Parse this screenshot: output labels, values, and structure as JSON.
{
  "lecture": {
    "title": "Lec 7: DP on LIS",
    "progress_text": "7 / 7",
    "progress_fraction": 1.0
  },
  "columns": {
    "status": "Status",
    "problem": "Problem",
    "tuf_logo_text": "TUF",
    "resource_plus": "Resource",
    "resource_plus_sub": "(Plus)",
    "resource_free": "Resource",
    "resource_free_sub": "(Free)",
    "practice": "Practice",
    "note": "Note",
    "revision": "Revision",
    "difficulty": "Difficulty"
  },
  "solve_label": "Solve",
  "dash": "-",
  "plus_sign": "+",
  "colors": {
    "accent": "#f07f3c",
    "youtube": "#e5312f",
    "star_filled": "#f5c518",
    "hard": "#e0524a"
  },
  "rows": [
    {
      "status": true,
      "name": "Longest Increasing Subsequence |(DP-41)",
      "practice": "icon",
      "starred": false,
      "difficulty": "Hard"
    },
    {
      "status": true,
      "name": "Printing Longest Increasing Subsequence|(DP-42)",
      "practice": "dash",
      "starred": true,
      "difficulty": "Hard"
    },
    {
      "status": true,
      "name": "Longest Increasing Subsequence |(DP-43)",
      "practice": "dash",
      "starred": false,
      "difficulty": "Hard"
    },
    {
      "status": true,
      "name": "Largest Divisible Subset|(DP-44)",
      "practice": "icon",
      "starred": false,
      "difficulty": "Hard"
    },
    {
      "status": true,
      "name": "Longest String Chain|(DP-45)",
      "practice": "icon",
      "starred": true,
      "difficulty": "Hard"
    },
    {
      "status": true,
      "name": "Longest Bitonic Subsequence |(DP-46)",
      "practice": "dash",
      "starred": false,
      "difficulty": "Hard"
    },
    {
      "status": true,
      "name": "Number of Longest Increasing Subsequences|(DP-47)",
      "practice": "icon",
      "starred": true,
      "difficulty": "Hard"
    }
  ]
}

* * *

AIM: Write out the full set of records exactly as given.

FULL SOLUTION:
Parse this screenshot: output labels, values, and structure as JSON.
{
  "lecture": {
    "title": "Lec 7: DP on LIS",
    "progress_text": "7 / 7",
    "progress_fraction": 1.0
  },
  "columns": {
    "status": "Status",
    "problem": "Problem",
    "tuf_logo_text": "TUF",
    "resource_plus": "Resource",
    "resource_plus_sub": "(Plus)",
    "resource_free": "Resource",
    "resource_free_sub": "(Free)",
    "practice": "Practice",
    "note": "Note",
    "revision": "Revision",
    "difficulty": "Difficulty"
  },
  "solve_label": "Solve",
  "dash": "-",
  "plus_sign": "+",
  "colors": {
    "accent": "#f07f3c",
    "youtube": "#e5312f",
    "star_filled": "#f5c518",
    "hard": "#e0524a"
  },
  "rows": [
    {
      "status": true,
      "name": "Longest Increasing Subsequence |(DP-41)",
      "practice": "icon",
      "starred": false,
      "difficulty": "Hard"
    },
    {
      "status": true,
      "name": "Printing Longest Increasing Subsequence|(DP-42)",
      "practice": "dash",
      "starred": true,
      "difficulty": "Hard"
    },
    {
      "status": true,
      "name": "Longest Increasing Subsequence |(DP-43)",
      "practice": "dash",
      "starred": false,
      "difficulty": "Hard"
    },
    {
      "status": true,
      "name": "Largest Divisible Subset|(DP-44)",
      "practice": "icon",
      "starred": false,
      "difficulty": "Hard"
    },
    {
      "status": true,
      "name": "Longest String Chain|(DP-45)",
      "practice": "icon",
      "starred": true,
      "difficulty": "Hard"
    },
    {
      "status": true,
      "name": "Longest Bitonic Subsequence |(DP-46)",
      "practice": "dash",
      "starred": false,
      "difficulty": "Hard"
    },
    {
      "status": true,
      "name": "Number of Longest Increasing Subsequences|(DP-47)",
      "practice": "icon",
      "starred": true,
      "difficulty": "Hard"
    }
  ]
}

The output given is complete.